* [GIVEN PROBLEM]: Gather up the lines that contain "Window".

* [SOURCE DATA]:
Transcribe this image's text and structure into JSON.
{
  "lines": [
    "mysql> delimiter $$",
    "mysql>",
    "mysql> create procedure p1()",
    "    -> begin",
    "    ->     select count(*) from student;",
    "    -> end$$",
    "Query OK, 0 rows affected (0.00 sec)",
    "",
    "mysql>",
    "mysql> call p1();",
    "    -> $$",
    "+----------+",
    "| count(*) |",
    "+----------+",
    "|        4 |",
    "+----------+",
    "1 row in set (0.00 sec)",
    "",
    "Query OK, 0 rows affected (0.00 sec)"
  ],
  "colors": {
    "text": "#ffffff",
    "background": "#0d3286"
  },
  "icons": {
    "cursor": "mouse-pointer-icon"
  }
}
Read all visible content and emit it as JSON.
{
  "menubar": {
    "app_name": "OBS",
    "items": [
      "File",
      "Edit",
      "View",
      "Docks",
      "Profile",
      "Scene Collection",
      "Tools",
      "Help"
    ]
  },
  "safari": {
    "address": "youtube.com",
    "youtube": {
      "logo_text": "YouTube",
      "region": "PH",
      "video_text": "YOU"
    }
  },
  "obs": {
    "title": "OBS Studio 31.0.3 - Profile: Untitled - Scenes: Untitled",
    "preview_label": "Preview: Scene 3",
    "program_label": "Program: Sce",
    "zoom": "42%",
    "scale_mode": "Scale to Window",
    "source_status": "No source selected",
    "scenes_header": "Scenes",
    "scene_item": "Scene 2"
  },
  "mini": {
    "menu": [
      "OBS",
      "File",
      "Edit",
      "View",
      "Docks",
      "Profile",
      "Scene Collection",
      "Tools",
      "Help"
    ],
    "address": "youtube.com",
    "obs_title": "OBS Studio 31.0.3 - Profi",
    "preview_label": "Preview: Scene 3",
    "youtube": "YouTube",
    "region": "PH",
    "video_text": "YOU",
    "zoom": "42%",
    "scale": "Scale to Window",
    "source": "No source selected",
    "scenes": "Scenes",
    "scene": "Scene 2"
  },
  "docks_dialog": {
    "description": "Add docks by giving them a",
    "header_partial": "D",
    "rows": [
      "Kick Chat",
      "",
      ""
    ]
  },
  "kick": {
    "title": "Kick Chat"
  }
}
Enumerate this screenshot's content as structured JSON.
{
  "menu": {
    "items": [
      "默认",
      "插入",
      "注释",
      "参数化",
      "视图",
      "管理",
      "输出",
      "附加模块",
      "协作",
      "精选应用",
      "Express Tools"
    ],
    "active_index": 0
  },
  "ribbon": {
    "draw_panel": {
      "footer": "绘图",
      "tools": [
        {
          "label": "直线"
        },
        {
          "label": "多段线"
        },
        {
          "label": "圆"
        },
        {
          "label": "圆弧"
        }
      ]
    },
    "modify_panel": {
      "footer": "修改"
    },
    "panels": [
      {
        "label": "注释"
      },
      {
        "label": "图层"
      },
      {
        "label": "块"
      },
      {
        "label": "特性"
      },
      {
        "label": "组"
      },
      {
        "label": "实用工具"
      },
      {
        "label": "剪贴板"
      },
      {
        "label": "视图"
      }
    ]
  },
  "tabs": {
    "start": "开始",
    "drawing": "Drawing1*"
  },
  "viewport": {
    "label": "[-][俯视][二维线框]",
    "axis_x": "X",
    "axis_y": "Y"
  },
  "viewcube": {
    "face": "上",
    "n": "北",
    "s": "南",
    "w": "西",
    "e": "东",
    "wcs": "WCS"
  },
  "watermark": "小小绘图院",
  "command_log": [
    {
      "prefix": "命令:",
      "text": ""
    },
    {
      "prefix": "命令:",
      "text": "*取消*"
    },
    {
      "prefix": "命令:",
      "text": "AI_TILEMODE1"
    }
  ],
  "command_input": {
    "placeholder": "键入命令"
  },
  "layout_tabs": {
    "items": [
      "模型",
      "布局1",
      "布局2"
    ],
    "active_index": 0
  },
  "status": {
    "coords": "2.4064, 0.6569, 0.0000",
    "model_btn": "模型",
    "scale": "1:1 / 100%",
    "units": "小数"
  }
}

* [ANSWER TO THE PROBLEM]:
    "scale_mode": "Scale to Window",
    "scale": "Scale to Window",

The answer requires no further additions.